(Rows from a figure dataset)

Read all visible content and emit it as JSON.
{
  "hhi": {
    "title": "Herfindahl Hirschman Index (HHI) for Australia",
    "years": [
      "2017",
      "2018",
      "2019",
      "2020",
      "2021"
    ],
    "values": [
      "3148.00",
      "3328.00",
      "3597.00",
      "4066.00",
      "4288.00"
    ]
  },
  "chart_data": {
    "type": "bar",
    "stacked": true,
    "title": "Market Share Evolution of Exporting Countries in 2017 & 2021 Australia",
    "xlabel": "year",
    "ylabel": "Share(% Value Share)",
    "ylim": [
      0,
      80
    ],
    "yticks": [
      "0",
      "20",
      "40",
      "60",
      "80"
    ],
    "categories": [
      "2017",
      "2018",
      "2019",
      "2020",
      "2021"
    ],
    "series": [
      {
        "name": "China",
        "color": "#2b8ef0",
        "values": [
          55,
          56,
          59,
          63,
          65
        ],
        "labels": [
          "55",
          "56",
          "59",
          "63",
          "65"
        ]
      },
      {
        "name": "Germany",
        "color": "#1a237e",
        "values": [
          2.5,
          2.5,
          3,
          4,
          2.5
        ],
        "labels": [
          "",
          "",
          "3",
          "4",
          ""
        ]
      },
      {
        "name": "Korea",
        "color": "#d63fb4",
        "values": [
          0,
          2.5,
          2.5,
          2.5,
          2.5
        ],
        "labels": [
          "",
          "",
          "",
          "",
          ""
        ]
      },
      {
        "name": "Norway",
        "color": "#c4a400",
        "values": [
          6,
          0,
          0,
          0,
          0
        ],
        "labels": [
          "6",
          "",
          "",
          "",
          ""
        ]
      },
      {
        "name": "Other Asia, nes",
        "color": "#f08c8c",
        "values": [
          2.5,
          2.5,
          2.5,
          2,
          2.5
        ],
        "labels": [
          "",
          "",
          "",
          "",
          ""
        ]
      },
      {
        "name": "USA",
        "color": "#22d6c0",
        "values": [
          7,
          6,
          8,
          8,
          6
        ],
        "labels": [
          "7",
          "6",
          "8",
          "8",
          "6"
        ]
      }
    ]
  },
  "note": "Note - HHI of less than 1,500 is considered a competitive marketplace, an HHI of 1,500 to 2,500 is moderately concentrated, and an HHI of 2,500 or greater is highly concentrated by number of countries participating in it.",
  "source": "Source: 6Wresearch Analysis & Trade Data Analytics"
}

■ **Task**
Please repeat all the records above exactly as they appear.

■ **Reply to the exercise**
Read all visible content and emit it as JSON.
{
  "hhi": {
    "title": "Herfindahl Hirschman Index (HHI) for Australia",
    "years": [
      "2017",
      "2018",
      "2019",
      "2020",
      "2021"
    ],
    "values": [
      "3148.00",
      "3328.00",
      "3597.00",
      "4066.00",
      "4288.00"
    ]
  },
  "chart_data": {
    "type": "bar",
    "stacked": true,
    "title": "Market Share Evolution of Exporting Countries in 2017 & 2021 Australia",
    "xlabel": "year",
    "ylabel": "Share(% Value Share)",
    "ylim": [
      0,
      80
    ],
    "yticks": [
      "0",
      "20",
      "40",
      "60",
      "80"
    ],
    "categories": [
      "2017",
      "2018",
      "2019",
      "2020",
      "2021"
    ],
    "series": [
      {
        "name": "China",
        "color": "#2b8ef0",
        "values": [
          55,
          56,
          59,
          63,
          65
        ],
        "labels": [
          "55",
          "56",
          "59",
          "63",
          "65"
        ]
      },
      {
        "name": "Germany",
        "color": "#1a237e",
        "values": [
          2.5,
          2.5,
          3,
          4,
          2.5
        ],
        "labels": [
          "",
          "",
          "3",
          "4",
          ""
        ]
      },
      {
        "name": "Korea",
        "color": "#d63fb4",
        "values": [
          0,
          2.5,
          2.5,
          2.5,
          2.5
        ],
        "labels": [
          "",
          "",
          "",
          "",
          ""
        ]
      },
      {
        "name": "Norway",
        "color": "#c4a400",
        "values": [
          6,
          0,
          0,
          0,
          0
        ],
        "labels": [
          "6",
          "",
          "",
          "",
          ""
        ]
      },
      {
        "name": "Other Asia, nes",
        "color": "#f08c8c",
        "values": [
          2.5,
          2.5,
          2.5,
          2,
          2.5
        ],
        "labels": [
          "",
          "",
          "",
          "",
          ""
        ]
      },
      {
        "name": "USA",
        "color": "#22d6c0",
        "values": [
          7,
          6,
          8,
          8,
          6
        ],
        "labels": [
          "7",
          "6",
          "8",
          "8",
          "6"
        ]
      }
    ]
  },
  "note": "Note - HHI of less than 1,500 is considered a competitive marketplace, an HHI of 1,500 to 2,500 is moderately concentrated, and an HHI of 2,500 or greater is highly concentrated by number of countries participating in it.",
  "source": "Source: 6Wresearch Analysis & Trade Data Analytics"
}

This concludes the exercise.